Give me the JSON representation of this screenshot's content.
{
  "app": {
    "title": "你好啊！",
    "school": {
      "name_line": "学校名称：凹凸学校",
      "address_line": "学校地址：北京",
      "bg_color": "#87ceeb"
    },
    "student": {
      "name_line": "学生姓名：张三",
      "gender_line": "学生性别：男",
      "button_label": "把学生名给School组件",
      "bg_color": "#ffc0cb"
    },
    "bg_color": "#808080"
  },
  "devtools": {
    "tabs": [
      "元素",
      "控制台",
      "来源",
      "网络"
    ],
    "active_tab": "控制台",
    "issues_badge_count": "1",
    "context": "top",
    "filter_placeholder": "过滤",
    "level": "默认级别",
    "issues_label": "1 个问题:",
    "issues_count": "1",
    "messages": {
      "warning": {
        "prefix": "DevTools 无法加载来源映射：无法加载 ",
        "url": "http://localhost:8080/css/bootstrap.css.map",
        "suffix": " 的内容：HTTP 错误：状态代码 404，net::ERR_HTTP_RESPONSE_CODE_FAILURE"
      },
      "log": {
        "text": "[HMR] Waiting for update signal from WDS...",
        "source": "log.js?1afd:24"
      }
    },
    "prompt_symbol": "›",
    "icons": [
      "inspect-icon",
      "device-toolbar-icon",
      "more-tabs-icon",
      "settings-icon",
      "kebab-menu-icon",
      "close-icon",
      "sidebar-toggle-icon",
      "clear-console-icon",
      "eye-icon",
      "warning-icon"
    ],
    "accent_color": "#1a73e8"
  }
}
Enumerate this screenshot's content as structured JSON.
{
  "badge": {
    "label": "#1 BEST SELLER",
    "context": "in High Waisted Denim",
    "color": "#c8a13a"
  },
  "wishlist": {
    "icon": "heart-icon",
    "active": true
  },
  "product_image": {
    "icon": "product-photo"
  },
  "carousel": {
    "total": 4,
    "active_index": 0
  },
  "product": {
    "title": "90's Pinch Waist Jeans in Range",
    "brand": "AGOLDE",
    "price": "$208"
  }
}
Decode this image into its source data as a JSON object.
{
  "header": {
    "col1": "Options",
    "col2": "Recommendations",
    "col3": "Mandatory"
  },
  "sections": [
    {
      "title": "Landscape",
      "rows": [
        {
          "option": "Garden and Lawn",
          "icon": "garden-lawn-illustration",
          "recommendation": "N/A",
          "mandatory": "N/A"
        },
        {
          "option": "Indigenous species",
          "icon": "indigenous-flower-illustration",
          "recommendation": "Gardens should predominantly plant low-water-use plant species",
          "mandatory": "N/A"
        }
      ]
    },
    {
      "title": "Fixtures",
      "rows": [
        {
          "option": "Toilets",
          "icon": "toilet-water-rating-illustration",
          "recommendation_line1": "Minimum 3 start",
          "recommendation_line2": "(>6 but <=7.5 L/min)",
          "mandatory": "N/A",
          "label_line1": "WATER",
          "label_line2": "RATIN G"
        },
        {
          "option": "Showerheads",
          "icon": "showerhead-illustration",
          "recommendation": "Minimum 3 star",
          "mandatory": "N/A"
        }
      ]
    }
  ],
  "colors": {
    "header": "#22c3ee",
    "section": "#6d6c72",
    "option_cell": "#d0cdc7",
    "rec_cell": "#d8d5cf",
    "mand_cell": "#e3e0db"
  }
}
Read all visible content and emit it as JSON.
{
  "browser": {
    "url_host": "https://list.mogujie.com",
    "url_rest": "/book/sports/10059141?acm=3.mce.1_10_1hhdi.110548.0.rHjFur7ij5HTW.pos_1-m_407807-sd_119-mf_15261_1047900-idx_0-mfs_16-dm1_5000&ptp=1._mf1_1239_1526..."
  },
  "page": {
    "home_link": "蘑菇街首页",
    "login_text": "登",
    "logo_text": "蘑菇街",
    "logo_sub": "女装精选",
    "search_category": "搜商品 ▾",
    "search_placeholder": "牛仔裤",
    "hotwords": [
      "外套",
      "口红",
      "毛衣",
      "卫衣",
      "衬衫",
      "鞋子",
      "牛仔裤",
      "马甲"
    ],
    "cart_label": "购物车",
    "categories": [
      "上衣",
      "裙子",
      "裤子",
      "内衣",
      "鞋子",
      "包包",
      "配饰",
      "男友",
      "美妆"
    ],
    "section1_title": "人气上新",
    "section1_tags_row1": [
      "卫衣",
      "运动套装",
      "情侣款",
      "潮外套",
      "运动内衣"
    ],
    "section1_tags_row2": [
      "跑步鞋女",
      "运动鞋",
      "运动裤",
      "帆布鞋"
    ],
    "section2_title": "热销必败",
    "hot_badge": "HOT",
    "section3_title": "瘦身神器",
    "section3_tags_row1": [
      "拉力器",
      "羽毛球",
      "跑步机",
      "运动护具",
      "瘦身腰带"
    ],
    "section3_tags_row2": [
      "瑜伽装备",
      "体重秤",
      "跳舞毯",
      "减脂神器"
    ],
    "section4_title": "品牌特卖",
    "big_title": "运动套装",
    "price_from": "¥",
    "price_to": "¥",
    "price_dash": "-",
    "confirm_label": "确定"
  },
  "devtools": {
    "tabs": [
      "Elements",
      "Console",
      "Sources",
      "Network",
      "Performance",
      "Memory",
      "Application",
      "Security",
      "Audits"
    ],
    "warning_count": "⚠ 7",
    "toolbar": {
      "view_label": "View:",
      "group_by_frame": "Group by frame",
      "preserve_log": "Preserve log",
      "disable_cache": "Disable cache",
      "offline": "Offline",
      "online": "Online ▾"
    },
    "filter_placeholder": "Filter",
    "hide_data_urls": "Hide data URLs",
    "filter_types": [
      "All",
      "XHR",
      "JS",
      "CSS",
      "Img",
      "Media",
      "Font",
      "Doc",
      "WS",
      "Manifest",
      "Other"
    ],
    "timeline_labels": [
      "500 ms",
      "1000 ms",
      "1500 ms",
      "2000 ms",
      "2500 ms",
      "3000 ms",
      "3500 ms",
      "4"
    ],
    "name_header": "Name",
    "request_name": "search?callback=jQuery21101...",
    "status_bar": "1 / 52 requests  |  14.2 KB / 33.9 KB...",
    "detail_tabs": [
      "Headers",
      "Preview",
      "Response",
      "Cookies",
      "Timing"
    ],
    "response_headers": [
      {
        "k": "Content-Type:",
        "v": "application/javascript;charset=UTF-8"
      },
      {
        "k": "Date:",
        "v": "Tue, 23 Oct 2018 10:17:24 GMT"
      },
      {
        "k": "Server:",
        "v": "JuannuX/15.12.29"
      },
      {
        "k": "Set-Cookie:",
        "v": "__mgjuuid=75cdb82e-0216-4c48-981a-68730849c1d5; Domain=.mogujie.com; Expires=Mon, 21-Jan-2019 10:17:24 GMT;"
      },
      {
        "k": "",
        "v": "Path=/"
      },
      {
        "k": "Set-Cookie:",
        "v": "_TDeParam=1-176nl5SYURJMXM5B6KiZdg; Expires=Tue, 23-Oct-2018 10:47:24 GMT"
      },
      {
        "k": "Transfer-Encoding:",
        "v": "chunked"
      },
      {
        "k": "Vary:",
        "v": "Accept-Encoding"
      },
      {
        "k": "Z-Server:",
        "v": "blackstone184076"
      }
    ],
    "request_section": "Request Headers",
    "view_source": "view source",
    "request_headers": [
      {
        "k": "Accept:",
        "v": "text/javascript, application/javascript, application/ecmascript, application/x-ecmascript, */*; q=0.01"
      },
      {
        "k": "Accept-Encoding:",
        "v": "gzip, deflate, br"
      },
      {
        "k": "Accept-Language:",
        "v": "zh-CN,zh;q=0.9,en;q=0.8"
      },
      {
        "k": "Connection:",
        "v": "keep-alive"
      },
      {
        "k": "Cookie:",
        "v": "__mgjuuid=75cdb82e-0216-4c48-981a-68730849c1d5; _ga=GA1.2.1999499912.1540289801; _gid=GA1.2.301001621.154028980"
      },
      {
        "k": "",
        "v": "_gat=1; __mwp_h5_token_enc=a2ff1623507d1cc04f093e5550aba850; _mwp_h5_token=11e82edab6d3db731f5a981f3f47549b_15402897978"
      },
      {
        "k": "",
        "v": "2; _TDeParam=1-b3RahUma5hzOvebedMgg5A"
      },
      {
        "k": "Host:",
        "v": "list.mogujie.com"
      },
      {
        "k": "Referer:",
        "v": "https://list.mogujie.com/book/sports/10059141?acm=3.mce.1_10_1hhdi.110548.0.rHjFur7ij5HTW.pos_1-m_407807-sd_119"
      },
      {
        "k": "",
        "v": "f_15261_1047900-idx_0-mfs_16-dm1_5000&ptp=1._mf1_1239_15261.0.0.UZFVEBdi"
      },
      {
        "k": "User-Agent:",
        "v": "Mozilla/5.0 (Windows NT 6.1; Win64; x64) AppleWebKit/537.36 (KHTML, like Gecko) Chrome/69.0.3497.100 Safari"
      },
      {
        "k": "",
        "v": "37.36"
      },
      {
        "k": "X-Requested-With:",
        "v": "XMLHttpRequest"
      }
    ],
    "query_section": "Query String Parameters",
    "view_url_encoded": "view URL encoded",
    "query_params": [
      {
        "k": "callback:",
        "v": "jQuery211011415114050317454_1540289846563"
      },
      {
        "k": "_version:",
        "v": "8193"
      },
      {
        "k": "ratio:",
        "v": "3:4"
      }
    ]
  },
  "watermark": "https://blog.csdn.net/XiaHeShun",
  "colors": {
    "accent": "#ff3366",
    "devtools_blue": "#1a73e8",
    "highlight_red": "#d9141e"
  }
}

§ §

Directions
Pick out the lines that contain "illustration" and copy them.

Expected output
          "icon": "garden-lawn-illustration",
          "icon": "indigenous-flower-illustration",
          "icon": "toilet-water-rating-illustration",
          "icon": "showerhead-illustration",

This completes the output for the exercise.